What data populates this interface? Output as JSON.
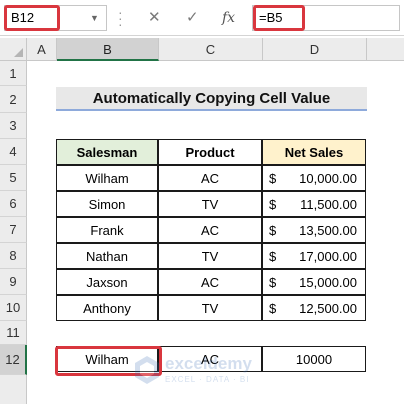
{
  "formula_bar": {
    "name_box": "B12",
    "formula": "=B5",
    "cancel_icon": "✕",
    "enter_icon": "✓",
    "fx_label": "fx"
  },
  "columns": [
    "A",
    "B",
    "C",
    "D"
  ],
  "rows": [
    "1",
    "2",
    "3",
    "4",
    "5",
    "6",
    "7",
    "8",
    "9",
    "10",
    "11",
    "12"
  ],
  "title": "Automatically Copying Cell Value",
  "table": {
    "headers": [
      "Salesman",
      "Product",
      "Net Sales"
    ],
    "currency_symbol": "$",
    "rows": [
      {
        "salesman": "Wilham",
        "product": "AC",
        "sales": "10,000.00"
      },
      {
        "salesman": "Simon",
        "product": "TV",
        "sales": "11,500.00"
      },
      {
        "salesman": "Frank",
        "product": "AC",
        "sales": "13,500.00"
      },
      {
        "salesman": "Nathan",
        "product": "TV",
        "sales": "17,000.00"
      },
      {
        "salesman": "Jaxson",
        "product": "AC",
        "sales": "15,000.00"
      },
      {
        "salesman": "Anthony",
        "product": "TV",
        "sales": "12,500.00"
      }
    ]
  },
  "copied_row": {
    "salesman": "Wilham",
    "product": "AC",
    "sales": "10000"
  },
  "watermark": {
    "name": "exceldemy",
    "tagline": "EXCEL · DATA · BI"
  },
  "colors": {
    "accent_red": "#d9363e",
    "header_green": "#e2efda",
    "header_orange": "#fff2cc"
  }
}
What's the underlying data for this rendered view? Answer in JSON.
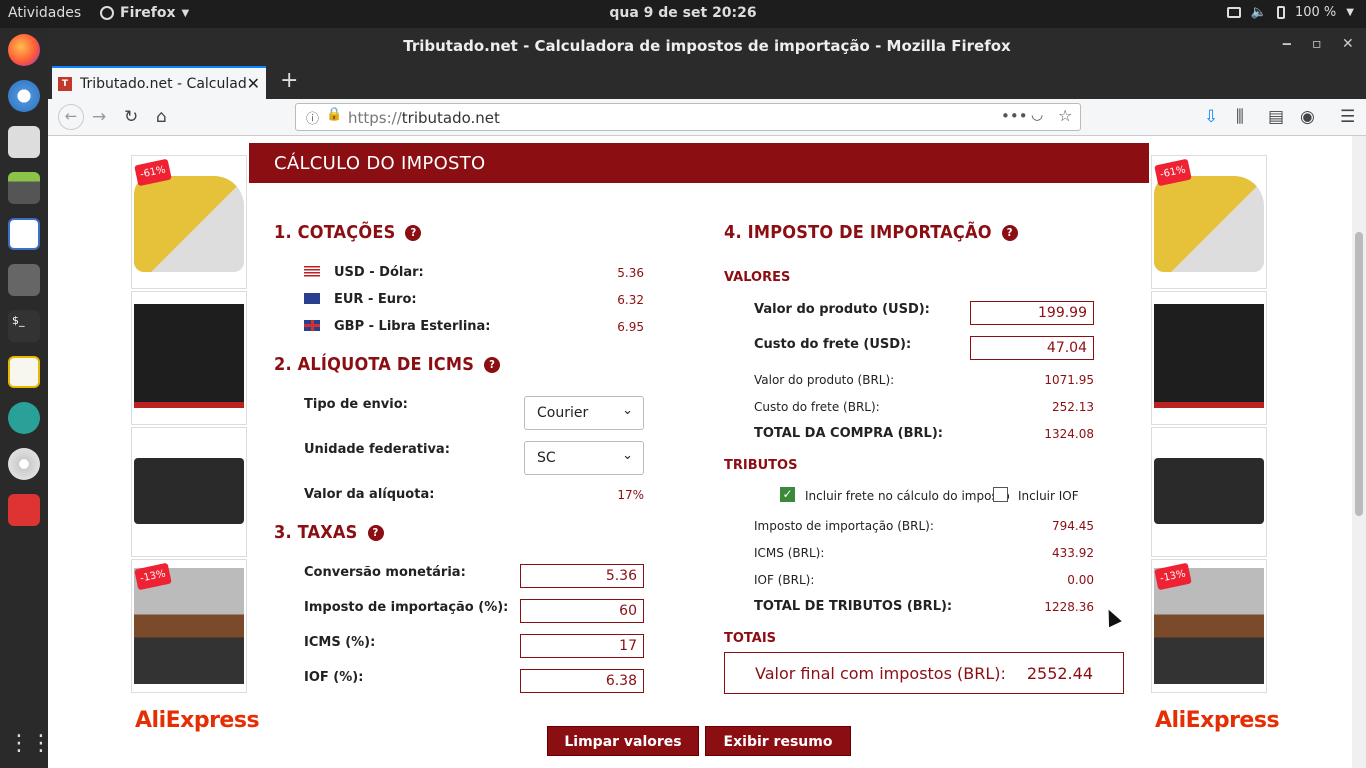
{
  "gnome": {
    "activities": "Atividades",
    "app_name": "Firefox",
    "clock": "qua 9 de set  20:26",
    "battery": "100 %"
  },
  "window": {
    "title": "Tributado.net - Calculadora de impostos de importação - Mozilla Firefox"
  },
  "tab": {
    "title": "Tributado.net - Calculad",
    "favicon": "T"
  },
  "url": {
    "scheme": "https://",
    "host": "tributado.net"
  },
  "ads": {
    "brand": "AliExpress",
    "badge_1": "-61%",
    "badge_2": "-13%"
  },
  "calc": {
    "header": "CÁLCULO DO IMPOSTO",
    "s1_title": "1. COTAÇÕES",
    "usd_label": "USD - Dólar:",
    "usd_value": "5.36",
    "eur_label": "EUR - Euro:",
    "eur_value": "6.32",
    "gbp_label": "GBP - Libra Esterlina:",
    "gbp_value": "6.95",
    "s2_title": "2. ALÍQUOTA DE ICMS",
    "tipo_label": "Tipo de envio:",
    "tipo_value": "Courier",
    "uf_label": "Unidade federativa:",
    "uf_value": "SC",
    "aliquota_label": "Valor da alíquota:",
    "aliquota_value": "17%",
    "s3_title": "3. TAXAS",
    "conv_label": "Conversão monetária:",
    "conv_value": "5.36",
    "ii_label": "Imposto de importação (%):",
    "ii_value": "60",
    "icms_label": "ICMS (%):",
    "icms_value": "17",
    "iof_label": "IOF (%):",
    "iof_value": "6.38",
    "s4_title": "4. IMPOSTO DE IMPORTAÇÃO",
    "valores": "VALORES",
    "prod_usd_label": "Valor do produto (USD):",
    "prod_usd_value": "199.99",
    "frete_usd_label": "Custo do frete (USD):",
    "frete_usd_value": "47.04",
    "prod_brl_label": "Valor do produto (BRL):",
    "prod_brl_value": "1071.95",
    "frete_brl_label": "Custo do frete (BRL):",
    "frete_brl_value": "252.13",
    "total_compra_label": "TOTAL DA COMPRA (BRL):",
    "total_compra_value": "1324.08",
    "tributos": "TRIBUTOS",
    "incl_frete_label": "Incluir frete no cálculo do imposto",
    "incl_iof_label": "Incluir IOF",
    "ii_brl_label": "Imposto de importação (BRL):",
    "ii_brl_value": "794.45",
    "icms_brl_label": "ICMS (BRL):",
    "icms_brl_value": "433.92",
    "iof_brl_label": "IOF (BRL):",
    "iof_brl_value": "0.00",
    "total_trib_label": "TOTAL DE TRIBUTOS (BRL):",
    "total_trib_value": "1228.36",
    "totais": "TOTAIS",
    "final_label": "Valor final com impostos (BRL):",
    "final_value": "2552.44",
    "btn_limpar": "Limpar valores",
    "btn_resumo": "Exibir resumo"
  }
}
========================================
• _EXERCISE AIM_
Using the data above, print every line exactly, omitting pictures.

• _ANSWER_
What data populates this interface? Output as JSON.
{
  "formula_bar": {
    "name_box": "B12",
    "formula": "=B5",
    "cancel_icon": "✕",
    "enter_icon": "✓",
    "fx_label": "fx"
  },
  "columns": [
    "A",
    "B",
    "C",
    "D"
  ],
  "rows": [
    "1",
    "2",
    "3",
    "4",
    "5",
    "6",
    "7",
    "8",
    "9",
    "10",
    "11",
    "12"
  ],
  "title": "Automatically Copying Cell Value",
  "table": {
    "headers": [
      "Salesman",
      "Product",
      "Net Sales"
    ],
    "currency_symbol": "$",
    "rows": [
      {
        "salesman": "Wilham",
        "product": "AC",
        "sales": "10,000.00"
      },
      {
        "salesman": "Simon",
        "product": "TV",
        "sales": "11,500.00"
      },
      {
        "salesman": "Frank",
        "product": "AC",
        "sales": "13,500.00"
      },
      {
        "salesman": "Nathan",
        "product": "TV",
        "sales": "17,000.00"
      },
      {
        "salesman": "Jaxson",
        "product": "AC",
        "sales": "15,000.00"
      },
      {
        "salesman": "Anthony",
        "product": "TV",
        "sales": "12,500.00"
      }
    ]
  },
  "copied_row": {
    "salesman": "Wilham",
    "product": "AC",
    "sales": "10000"
  },
  "watermark": {
    "name": "exceldemy",
    "tagline": "EXCEL · DATA · BI"
  },
  "colors": {
    "accent_red": "#d9363e",
    "header_green": "#e2efda",
    "header_orange": "#fff2cc"
  }
}
What's the underlying data for this rendered view? Answer in JSON.
{
  "gnome": {
    "activities": "Atividades",
    "app_name": "Firefox",
    "clock": "qua 9 de set  20:26",
    "battery": "100 %"
  },
  "window": {
    "title": "Tributado.net - Calculadora de impostos de importação - Mozilla Firefox"
  },
  "tab": {
    "title": "Tributado.net - Calculad",
    "favicon": "T"
  },
  "url": {
    "scheme": "https://",
    "host": "tributado.net"
  },
  "ads": {
    "brand": "AliExpress",
    "badge_1": "-61%",
    "badge_2": "-13%"
  },
  "calc": {
    "header": "CÁLCULO DO IMPOSTO",
    "s1_title": "1. COTAÇÕES",
    "usd_label": "USD - Dólar:",
    "usd_value": "5.36",
    "eur_label": "EUR - Euro:",
    "eur_value": "6.32",
    "gbp_label": "GBP - Libra Esterlina:",
    "gbp_value": "6.95",
    "s2_title": "2. ALÍQUOTA DE ICMS",
    "tipo_label": "Tipo de envio:",
    "tipo_value": "Courier",
    "uf_label": "Unidade federativa:",
    "uf_value": "SC",
    "aliquota_label": "Valor da alíquota:",
    "aliquota_value": "17%",
    "s3_title": "3. TAXAS",
    "conv_label": "Conversão monetária:",
    "conv_value": "5.36",
    "ii_label": "Imposto de importação (%):",
    "ii_value": "60",
    "icms_label": "ICMS (%):",
    "icms_value": "17",
    "iof_label": "IOF (%):",
    "iof_value": "6.38",
    "s4_title": "4. IMPOSTO DE IMPORTAÇÃO",
    "valores": "VALORES",
    "prod_usd_label": "Valor do produto (USD):",
    "prod_usd_value": "199.99",
    "frete_usd_label": "Custo do frete (USD):",
    "frete_usd_value": "47.04",
    "prod_brl_label": "Valor do produto (BRL):",
    "prod_brl_value": "1071.95",
    "frete_brl_label": "Custo do frete (BRL):",
    "frete_brl_value": "252.13",
    "total_compra_label": "TOTAL DA COMPRA (BRL):",
    "total_compra_value": "1324.08",
    "tributos": "TRIBUTOS",
    "incl_frete_label": "Incluir frete no cálculo do imposto",
    "incl_iof_label": "Incluir IOF",
    "ii_brl_label": "Imposto de importação (BRL):",
    "ii_brl_value": "794.45",
    "icms_brl_label": "ICMS (BRL):",
    "icms_brl_value": "433.92",
    "iof_brl_label": "IOF (BRL):",
    "iof_brl_value": "0.00",
    "total_trib_label": "TOTAL DE TRIBUTOS (BRL):",
    "total_trib_value": "1228.36",
    "totais": "TOTAIS",
    "final_label": "Valor final com impostos (BRL):",
    "final_value": "2552.44",
    "btn_limpar": "Limpar valores",
    "btn_resumo": "Exibir resumo"
  }
}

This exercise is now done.